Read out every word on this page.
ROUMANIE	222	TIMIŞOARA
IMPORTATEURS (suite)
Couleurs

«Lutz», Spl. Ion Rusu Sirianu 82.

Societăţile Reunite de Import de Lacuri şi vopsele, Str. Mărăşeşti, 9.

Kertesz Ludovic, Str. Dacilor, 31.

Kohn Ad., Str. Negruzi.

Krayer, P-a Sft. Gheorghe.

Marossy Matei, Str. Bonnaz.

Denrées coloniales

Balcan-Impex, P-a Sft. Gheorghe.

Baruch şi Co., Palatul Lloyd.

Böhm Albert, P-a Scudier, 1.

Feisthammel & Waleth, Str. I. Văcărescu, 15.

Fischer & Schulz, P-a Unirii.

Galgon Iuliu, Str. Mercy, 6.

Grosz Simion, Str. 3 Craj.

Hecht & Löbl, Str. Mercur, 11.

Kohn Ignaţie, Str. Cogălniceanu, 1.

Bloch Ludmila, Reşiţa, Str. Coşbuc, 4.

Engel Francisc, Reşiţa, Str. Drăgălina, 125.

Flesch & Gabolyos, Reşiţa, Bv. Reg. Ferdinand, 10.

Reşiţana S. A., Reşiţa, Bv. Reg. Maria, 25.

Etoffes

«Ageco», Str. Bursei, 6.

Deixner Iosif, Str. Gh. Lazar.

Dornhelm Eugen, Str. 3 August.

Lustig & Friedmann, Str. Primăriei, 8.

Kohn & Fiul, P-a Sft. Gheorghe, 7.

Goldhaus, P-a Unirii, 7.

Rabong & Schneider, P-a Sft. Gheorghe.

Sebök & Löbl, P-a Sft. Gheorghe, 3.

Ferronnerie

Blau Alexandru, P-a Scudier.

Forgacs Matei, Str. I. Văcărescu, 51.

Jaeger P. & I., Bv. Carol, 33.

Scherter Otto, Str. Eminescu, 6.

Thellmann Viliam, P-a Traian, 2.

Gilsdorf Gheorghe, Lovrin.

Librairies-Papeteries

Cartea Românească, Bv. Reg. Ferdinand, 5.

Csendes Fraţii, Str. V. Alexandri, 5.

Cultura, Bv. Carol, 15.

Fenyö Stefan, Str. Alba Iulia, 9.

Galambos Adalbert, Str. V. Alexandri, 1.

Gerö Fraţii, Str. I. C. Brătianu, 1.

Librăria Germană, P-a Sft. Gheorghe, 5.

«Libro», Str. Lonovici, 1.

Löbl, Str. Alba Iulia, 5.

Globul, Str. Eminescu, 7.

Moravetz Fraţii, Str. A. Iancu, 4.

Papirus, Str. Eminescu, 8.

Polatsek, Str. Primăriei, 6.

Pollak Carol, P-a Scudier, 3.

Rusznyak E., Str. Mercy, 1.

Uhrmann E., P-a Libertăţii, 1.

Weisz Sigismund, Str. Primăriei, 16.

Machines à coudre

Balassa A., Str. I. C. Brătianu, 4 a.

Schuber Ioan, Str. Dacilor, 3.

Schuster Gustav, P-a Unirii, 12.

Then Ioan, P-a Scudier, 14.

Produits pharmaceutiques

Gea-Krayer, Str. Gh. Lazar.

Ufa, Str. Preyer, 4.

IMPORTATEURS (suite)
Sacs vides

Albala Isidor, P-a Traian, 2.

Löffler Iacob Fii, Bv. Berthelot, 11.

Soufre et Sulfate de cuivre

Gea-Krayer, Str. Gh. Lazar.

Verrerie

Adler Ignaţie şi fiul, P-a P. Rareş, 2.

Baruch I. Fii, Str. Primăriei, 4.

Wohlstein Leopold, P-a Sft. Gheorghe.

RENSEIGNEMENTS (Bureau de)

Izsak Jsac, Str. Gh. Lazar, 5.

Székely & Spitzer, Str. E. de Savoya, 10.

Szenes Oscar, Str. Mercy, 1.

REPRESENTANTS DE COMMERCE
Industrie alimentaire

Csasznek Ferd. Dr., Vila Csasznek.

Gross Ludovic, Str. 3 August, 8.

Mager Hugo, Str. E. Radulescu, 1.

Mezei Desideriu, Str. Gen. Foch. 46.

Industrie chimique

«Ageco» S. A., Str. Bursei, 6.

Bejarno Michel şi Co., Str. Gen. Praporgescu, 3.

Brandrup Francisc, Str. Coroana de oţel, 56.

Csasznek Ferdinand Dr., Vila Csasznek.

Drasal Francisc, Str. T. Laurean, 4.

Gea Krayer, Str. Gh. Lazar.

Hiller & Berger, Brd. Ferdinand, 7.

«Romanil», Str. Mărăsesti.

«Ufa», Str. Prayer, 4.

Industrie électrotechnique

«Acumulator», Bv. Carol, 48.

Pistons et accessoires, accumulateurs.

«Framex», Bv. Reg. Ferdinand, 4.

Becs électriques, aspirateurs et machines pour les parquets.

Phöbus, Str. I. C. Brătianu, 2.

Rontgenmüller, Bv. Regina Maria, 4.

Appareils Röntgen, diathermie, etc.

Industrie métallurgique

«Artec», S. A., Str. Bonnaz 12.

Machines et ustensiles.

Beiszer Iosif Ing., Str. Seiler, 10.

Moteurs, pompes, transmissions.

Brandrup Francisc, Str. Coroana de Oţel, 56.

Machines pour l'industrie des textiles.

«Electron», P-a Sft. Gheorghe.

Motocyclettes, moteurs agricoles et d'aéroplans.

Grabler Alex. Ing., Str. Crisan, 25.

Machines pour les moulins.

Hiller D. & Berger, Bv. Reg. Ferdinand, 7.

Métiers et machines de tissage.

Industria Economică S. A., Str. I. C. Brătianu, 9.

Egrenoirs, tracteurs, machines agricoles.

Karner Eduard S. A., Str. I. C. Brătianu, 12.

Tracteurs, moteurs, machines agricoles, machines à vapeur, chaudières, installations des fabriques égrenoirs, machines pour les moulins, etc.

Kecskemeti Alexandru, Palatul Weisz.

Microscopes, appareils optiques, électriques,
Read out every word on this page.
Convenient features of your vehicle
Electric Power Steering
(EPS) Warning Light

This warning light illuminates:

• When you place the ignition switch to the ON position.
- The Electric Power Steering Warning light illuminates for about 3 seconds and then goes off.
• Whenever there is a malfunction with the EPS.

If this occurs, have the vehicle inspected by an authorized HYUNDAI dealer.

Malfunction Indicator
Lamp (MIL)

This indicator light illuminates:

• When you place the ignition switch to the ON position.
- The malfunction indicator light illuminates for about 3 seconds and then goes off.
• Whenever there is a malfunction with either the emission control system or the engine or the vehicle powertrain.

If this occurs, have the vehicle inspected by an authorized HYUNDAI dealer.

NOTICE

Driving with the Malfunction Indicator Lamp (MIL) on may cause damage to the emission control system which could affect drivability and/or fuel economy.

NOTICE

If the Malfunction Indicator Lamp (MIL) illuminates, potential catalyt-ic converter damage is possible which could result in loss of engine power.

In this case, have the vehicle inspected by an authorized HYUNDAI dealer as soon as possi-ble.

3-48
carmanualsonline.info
.....
# [Exercise objective]
Each line in the material above must be retyped without alteration.

# [Answer to this exercise]
Read out every word on this page.
ROUMANIE	222	TIMIŞOARA
IMPORTATEURS (suite)
Couleurs

«Lutz», Spl. Ion Rusu Sirianu 82.

Societăţile Reunite de Import de Lacuri şi vopsele, Str. Mărăşeşti, 9.

Kertesz Ludovic, Str. Dacilor, 31.

Kohn Ad., Str. Negruzi.

Krayer, P-a Sft. Gheorghe.

Marossy Matei, Str. Bonnaz.

Denrées coloniales

Balcan-Impex, P-a Sft. Gheorghe.

Baruch şi Co., Palatul Lloyd.

Böhm Albert, P-a Scudier, 1.

Feisthammel & Waleth, Str. I. Văcărescu, 15.

Fischer & Schulz, P-a Unirii.

Galgon Iuliu, Str. Mercy, 6.

Grosz Simion, Str. 3 Craj.

Hecht & Löbl, Str. Mercur, 11.

Kohn Ignaţie, Str. Cogălniceanu, 1.

Bloch Ludmila, Reşiţa, Str. Coşbuc, 4.

Engel Francisc, Reşiţa, Str. Drăgălina, 125.

Flesch & Gabolyos, Reşiţa, Bv. Reg. Ferdinand, 10.

Reşiţana S. A., Reşiţa, Bv. Reg. Maria, 25.

Etoffes

«Ageco», Str. Bursei, 6.

Deixner Iosif, Str. Gh. Lazar.

Dornhelm Eugen, Str. 3 August.

Lustig & Friedmann, Str. Primăriei, 8.

Kohn & Fiul, P-a Sft. Gheorghe, 7.

Goldhaus, P-a Unirii, 7.

Rabong & Schneider, P-a Sft. Gheorghe.

Sebök & Löbl, P-a Sft. Gheorghe, 3.

Ferronnerie

Blau Alexandru, P-a Scudier.

Forgacs Matei, Str. I. Văcărescu, 51.

Jaeger P. & I., Bv. Carol, 33.

Scherter Otto, Str. Eminescu, 6.

Thellmann Viliam, P-a Traian, 2.

Gilsdorf Gheorghe, Lovrin.

Librairies-Papeteries

Cartea Românească, Bv. Reg. Ferdinand, 5.

Csendes Fraţii, Str. V. Alexandri, 5.

Cultura, Bv. Carol, 15.

Fenyö Stefan, Str. Alba Iulia, 9.

Galambos Adalbert, Str. V. Alexandri, 1.

Gerö Fraţii, Str. I. C. Brătianu, 1.

Librăria Germană, P-a Sft. Gheorghe, 5.

«Libro», Str. Lonovici, 1.

Löbl, Str. Alba Iulia, 5.

Globul, Str. Eminescu, 7.

Moravetz Fraţii, Str. A. Iancu, 4.

Papirus, Str. Eminescu, 8.

Polatsek, Str. Primăriei, 6.

Pollak Carol, P-a Scudier, 3.

Rusznyak E., Str. Mercy, 1.

Uhrmann E., P-a Libertăţii, 1.

Weisz Sigismund, Str. Primăriei, 16.

Machines à coudre

Balassa A., Str. I. C. Brătianu, 4 a.

Schuber Ioan, Str. Dacilor, 3.

Schuster Gustav, P-a Unirii, 12.

Then Ioan, P-a Scudier, 14.

Produits pharmaceutiques

Gea-Krayer, Str. Gh. Lazar.

Ufa, Str. Preyer, 4.

IMPORTATEURS (suite)
Sacs vides

Albala Isidor, P-a Traian, 2.

Löffler Iacob Fii, Bv. Berthelot, 11.

Soufre et Sulfate de cuivre

Gea-Krayer, Str. Gh. Lazar.

Verrerie

Adler Ignaţie şi fiul, P-a P. Rareş, 2.

Baruch I. Fii, Str. Primăriei, 4.

Wohlstein Leopold, P-a Sft. Gheorghe.

RENSEIGNEMENTS (Bureau de)

Izsak Jsac, Str. Gh. Lazar, 5.

Székely & Spitzer, Str. E. de Savoya, 10.

Szenes Oscar, Str. Mercy, 1.

REPRESENTANTS DE COMMERCE
Industrie alimentaire

Csasznek Ferd. Dr., Vila Csasznek.

Gross Ludovic, Str. 3 August, 8.

Mager Hugo, Str. E. Radulescu, 1.

Mezei Desideriu, Str. Gen. Foch. 46.

Industrie chimique

«Ageco» S. A., Str. Bursei, 6.

Bejarno Michel şi Co., Str. Gen. Praporgescu, 3.

Brandrup Francisc, Str. Coroana de oţel, 56.

Csasznek Ferdinand Dr., Vila Csasznek.

Drasal Francisc, Str. T. Laurean, 4.

Gea Krayer, Str. Gh. Lazar.

Hiller & Berger, Brd. Ferdinand, 7.

«Romanil», Str. Mărăsesti.

«Ufa», Str. Prayer, 4.

Industrie électrotechnique

«Acumulator», Bv. Carol, 48.

Pistons et accessoires, accumulateurs.

«Framex», Bv. Reg. Ferdinand, 4.

Becs électriques, aspirateurs et machines pour les parquets.

Phöbus, Str. I. C. Brătianu, 2.

Rontgenmüller, Bv. Regina Maria, 4.

Appareils Röntgen, diathermie, etc.

Industrie métallurgique

«Artec», S. A., Str. Bonnaz 12.

Machines et ustensiles.

Beiszer Iosif Ing., Str. Seiler, 10.

Moteurs, pompes, transmissions.

Brandrup Francisc, Str. Coroana de Oţel, 56.

Machines pour l'industrie des textiles.

«Electron», P-a Sft. Gheorghe.

Motocyclettes, moteurs agricoles et d'aéroplans.

Grabler Alex. Ing., Str. Crisan, 25.

Machines pour les moulins.

Hiller D. & Berger, Bv. Reg. Ferdinand, 7.

Métiers et machines de tissage.

Industria Economică S. A., Str. I. C. Brătianu, 9.

Egrenoirs, tracteurs, machines agricoles.

Karner Eduard S. A., Str. I. C. Brătianu, 12.

Tracteurs, moteurs, machines agricoles, machines à vapeur, chaudières, installations des fabriques égrenoirs, machines pour les moulins, etc.

Kecskemeti Alexandru, Palatul Weisz.

Microscopes, appareils optiques, électriques,
Read out every word on this page.
Convenient features of your vehicle
Electric Power Steering
(EPS) Warning Light

This warning light illuminates:

• When you place the ignition switch to the ON position.
- The Electric Power Steering Warning light illuminates for about 3 seconds and then goes off.
• Whenever there is a malfunction with the EPS.

If this occurs, have the vehicle inspected by an authorized HYUNDAI dealer.

Malfunction Indicator
Lamp (MIL)

This indicator light illuminates:

• When you place the ignition switch to the ON position.
- The malfunction indicator light illuminates for about 3 seconds and then goes off.
• Whenever there is a malfunction with either the emission control system or the engine or the vehicle powertrain.

If this occurs, have the vehicle inspected by an authorized HYUNDAI dealer.

NOTICE

Driving with the Malfunction Indicator Lamp (MIL) on may cause damage to the emission control system which could affect drivability and/or fuel economy.

NOTICE

If the Malfunction Indicator Lamp (MIL) illuminates, potential catalyt-ic converter damage is possible which could result in loss of engine power.

In this case, have the vehicle inspected by an authorized HYUNDAI dealer as soon as possi-ble.

3-48
carmanualsonline.info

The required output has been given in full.